Problem requirements - Gather all lines with the word "standards" in them.

=======

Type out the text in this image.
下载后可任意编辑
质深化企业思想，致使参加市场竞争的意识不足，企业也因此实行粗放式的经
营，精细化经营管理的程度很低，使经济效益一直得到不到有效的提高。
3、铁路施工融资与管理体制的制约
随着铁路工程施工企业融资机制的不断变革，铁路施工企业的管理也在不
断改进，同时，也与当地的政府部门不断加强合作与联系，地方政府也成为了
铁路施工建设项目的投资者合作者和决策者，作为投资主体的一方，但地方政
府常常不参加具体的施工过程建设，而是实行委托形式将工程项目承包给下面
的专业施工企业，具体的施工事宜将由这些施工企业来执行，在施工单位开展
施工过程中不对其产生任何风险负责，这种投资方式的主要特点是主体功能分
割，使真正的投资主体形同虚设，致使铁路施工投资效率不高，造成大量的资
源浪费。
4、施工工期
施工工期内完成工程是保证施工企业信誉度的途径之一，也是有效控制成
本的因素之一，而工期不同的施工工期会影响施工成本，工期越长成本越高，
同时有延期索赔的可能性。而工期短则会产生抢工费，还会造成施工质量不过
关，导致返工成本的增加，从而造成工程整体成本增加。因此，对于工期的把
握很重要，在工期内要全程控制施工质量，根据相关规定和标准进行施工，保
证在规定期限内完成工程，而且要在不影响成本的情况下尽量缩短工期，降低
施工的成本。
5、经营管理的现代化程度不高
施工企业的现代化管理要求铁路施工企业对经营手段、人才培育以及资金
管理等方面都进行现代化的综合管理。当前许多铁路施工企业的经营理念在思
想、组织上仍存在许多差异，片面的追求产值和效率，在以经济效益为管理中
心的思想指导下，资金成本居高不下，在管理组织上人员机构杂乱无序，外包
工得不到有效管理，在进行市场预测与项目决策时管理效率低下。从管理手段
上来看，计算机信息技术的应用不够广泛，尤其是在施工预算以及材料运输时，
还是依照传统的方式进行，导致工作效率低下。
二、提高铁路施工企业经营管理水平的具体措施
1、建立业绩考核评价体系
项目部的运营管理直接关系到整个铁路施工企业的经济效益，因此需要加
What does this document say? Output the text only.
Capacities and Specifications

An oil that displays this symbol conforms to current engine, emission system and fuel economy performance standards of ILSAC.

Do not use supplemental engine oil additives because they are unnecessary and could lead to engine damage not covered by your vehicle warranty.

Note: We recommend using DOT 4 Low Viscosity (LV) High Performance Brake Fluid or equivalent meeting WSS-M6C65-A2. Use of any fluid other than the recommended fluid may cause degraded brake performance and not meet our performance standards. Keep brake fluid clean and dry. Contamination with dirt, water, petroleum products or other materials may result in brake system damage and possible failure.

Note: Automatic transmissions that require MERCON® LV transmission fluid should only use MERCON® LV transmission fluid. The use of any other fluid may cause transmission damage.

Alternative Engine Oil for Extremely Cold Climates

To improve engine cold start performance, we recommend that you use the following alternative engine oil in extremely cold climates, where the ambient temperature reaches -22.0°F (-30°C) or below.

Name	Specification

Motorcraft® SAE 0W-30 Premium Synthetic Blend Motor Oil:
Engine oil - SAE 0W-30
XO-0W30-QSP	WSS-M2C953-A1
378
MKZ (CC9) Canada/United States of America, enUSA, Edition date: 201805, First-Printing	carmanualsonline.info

=======

Output below -
An oil that displays this symbol conforms to current engine, emission system and fuel economy performance standards of ILSAC.
Note: We recommend using DOT 4 Low Viscosity (LV) High Performance Brake Fluid or equivalent meeting WSS-M6C65-A2. Use of any fluid other than the recommended fluid may cause degraded brake performance and not meet our performance standards. Keep brake fluid clean and dry. Contamination with dirt, water, petroleum products or other materials may result in brake system damage and possible failure.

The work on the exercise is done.